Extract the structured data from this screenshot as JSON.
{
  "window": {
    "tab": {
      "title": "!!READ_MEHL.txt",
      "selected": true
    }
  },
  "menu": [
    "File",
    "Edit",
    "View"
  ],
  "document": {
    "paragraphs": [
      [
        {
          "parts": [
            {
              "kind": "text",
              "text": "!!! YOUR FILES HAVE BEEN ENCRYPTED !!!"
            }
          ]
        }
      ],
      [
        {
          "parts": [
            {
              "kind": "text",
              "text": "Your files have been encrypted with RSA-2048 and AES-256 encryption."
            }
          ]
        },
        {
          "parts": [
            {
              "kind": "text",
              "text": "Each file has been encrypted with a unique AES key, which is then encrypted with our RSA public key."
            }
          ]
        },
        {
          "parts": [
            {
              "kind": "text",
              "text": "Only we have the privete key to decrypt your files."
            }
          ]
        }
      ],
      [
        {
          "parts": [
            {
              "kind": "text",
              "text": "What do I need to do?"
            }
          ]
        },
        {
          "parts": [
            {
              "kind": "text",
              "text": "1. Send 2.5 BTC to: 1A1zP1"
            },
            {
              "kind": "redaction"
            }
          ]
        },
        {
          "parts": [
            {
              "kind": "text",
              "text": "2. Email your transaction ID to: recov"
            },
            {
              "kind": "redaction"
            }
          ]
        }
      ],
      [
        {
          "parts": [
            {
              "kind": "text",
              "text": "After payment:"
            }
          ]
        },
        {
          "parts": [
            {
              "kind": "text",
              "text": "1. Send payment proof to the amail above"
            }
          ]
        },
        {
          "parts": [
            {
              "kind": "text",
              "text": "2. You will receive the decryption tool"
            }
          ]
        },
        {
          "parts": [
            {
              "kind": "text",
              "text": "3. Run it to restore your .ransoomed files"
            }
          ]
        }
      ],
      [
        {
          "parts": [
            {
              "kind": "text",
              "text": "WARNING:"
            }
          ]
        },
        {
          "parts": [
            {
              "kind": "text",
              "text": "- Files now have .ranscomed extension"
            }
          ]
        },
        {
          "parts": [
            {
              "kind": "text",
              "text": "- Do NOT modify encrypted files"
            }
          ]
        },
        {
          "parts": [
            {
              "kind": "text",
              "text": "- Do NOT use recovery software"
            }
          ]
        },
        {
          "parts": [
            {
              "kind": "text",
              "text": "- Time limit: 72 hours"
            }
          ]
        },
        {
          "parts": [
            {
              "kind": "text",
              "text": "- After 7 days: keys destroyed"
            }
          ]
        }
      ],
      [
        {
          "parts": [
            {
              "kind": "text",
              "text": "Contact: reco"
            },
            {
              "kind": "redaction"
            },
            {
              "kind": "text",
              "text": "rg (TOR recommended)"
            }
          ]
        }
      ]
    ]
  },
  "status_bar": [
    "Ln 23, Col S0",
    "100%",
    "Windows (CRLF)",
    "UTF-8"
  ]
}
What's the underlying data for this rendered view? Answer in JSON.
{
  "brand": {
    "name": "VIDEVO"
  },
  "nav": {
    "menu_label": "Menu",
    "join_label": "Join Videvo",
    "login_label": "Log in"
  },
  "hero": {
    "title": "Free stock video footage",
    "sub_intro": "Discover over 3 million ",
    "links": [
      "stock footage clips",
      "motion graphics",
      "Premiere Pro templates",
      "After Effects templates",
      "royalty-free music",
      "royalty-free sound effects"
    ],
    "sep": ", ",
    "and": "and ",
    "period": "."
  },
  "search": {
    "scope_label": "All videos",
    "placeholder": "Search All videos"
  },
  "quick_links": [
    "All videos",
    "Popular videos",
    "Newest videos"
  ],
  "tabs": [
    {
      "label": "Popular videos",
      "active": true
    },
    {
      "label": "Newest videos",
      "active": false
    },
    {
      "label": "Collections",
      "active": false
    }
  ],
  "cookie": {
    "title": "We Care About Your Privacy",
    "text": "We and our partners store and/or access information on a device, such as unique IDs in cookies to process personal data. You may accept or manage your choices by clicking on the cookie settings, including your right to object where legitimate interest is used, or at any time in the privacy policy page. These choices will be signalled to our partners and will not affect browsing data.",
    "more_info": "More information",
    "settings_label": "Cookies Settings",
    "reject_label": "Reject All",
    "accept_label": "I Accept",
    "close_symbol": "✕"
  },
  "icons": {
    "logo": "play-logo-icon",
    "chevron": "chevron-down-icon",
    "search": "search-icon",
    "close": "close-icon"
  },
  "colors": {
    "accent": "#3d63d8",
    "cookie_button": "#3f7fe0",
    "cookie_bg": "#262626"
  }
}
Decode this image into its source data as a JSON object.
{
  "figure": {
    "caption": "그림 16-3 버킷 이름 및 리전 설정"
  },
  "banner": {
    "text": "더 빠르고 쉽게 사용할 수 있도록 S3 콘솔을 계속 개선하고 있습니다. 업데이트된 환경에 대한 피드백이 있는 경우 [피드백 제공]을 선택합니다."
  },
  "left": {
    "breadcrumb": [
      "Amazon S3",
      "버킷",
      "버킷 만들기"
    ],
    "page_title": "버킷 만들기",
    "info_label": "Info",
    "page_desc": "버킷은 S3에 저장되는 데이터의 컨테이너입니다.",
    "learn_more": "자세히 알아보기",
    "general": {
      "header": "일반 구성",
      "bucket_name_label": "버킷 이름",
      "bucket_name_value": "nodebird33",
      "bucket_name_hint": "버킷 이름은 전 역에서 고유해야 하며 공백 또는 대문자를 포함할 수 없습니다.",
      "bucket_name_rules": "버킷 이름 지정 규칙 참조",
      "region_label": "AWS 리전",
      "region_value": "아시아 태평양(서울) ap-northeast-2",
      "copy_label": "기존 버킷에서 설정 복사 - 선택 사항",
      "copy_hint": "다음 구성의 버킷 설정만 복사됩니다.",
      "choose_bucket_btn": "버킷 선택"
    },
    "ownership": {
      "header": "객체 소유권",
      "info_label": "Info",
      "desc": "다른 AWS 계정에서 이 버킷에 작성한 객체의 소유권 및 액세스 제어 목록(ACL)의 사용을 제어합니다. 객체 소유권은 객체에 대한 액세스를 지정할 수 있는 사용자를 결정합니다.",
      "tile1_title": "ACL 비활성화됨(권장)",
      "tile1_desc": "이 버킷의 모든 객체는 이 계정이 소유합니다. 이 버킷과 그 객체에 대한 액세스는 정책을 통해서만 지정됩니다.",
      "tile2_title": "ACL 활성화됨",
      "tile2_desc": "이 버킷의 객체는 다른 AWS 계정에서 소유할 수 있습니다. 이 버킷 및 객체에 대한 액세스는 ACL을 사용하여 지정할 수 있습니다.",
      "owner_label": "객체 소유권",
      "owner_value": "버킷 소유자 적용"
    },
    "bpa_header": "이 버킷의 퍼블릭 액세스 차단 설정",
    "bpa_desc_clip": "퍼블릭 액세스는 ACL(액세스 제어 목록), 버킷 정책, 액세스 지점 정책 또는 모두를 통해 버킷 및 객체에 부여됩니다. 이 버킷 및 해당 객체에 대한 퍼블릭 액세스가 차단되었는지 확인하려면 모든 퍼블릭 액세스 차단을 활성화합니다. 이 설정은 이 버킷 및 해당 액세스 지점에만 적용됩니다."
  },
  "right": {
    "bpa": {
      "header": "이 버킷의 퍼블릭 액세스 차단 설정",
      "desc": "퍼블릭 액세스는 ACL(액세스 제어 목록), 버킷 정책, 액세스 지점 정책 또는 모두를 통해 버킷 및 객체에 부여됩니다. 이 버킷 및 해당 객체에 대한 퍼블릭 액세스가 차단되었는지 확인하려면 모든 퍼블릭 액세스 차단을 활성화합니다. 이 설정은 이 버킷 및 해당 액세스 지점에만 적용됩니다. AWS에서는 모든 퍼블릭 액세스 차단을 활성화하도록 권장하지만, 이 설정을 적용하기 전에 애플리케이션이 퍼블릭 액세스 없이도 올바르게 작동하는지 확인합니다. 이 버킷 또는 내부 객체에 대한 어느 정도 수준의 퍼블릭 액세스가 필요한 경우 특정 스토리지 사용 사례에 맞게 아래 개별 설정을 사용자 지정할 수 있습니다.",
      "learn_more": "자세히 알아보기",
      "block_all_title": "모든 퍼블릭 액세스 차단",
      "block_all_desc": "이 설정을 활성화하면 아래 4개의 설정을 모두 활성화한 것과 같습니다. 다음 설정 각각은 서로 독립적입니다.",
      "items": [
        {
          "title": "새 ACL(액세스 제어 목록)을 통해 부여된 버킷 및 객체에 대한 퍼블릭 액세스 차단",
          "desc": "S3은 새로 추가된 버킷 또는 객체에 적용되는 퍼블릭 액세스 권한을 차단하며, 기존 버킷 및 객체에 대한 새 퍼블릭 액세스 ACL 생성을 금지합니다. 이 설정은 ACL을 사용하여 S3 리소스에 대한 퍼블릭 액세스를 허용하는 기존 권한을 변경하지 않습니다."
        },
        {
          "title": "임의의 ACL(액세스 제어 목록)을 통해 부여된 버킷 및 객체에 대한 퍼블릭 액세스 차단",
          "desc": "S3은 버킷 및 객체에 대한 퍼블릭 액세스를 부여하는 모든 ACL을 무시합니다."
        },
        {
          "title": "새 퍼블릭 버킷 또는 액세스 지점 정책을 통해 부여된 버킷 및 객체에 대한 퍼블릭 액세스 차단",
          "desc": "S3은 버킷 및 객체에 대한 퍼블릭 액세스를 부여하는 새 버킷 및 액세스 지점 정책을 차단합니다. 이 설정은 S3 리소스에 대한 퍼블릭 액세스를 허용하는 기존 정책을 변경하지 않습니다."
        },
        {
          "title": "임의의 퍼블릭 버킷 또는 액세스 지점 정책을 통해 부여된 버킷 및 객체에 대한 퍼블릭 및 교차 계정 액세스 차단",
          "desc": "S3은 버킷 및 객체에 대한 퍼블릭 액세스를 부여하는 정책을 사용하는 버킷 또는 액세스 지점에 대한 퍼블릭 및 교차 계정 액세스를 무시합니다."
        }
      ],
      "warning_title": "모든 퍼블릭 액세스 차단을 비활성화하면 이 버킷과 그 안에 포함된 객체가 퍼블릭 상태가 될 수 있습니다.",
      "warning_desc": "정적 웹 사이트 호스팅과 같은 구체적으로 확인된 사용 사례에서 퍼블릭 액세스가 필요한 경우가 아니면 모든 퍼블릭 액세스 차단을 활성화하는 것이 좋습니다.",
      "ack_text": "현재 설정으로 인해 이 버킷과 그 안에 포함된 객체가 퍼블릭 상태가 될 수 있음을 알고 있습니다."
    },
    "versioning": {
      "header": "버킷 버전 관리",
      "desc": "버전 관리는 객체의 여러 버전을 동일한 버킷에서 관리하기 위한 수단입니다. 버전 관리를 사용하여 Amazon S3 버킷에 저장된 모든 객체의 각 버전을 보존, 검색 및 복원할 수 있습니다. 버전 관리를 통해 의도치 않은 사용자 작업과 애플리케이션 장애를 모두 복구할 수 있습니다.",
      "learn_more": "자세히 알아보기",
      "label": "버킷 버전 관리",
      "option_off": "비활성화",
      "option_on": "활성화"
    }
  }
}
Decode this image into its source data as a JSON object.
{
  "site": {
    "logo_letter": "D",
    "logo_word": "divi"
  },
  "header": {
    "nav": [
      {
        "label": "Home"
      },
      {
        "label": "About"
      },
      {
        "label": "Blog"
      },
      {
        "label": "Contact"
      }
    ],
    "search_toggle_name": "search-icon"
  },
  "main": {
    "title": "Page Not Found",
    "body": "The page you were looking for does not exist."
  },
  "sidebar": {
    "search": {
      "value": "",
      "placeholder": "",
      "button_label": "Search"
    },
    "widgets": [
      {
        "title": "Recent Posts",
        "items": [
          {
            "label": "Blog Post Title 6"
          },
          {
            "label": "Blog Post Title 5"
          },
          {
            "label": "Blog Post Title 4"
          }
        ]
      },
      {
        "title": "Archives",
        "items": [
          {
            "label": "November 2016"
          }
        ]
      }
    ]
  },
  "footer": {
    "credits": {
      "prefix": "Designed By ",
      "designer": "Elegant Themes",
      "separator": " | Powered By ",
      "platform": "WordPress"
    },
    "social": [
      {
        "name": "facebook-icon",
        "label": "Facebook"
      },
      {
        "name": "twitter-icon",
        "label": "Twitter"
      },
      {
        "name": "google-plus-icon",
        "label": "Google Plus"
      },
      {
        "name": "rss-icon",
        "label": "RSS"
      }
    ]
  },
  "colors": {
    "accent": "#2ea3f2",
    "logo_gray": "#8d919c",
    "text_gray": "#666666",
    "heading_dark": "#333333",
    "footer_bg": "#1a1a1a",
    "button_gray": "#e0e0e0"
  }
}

**Directions**
Copy out every line that includes the word "After".

**Result of the exercise**
              "text": "After payment:"
              "text": "- After 7 days: keys destroyed"
      "After Effects templates",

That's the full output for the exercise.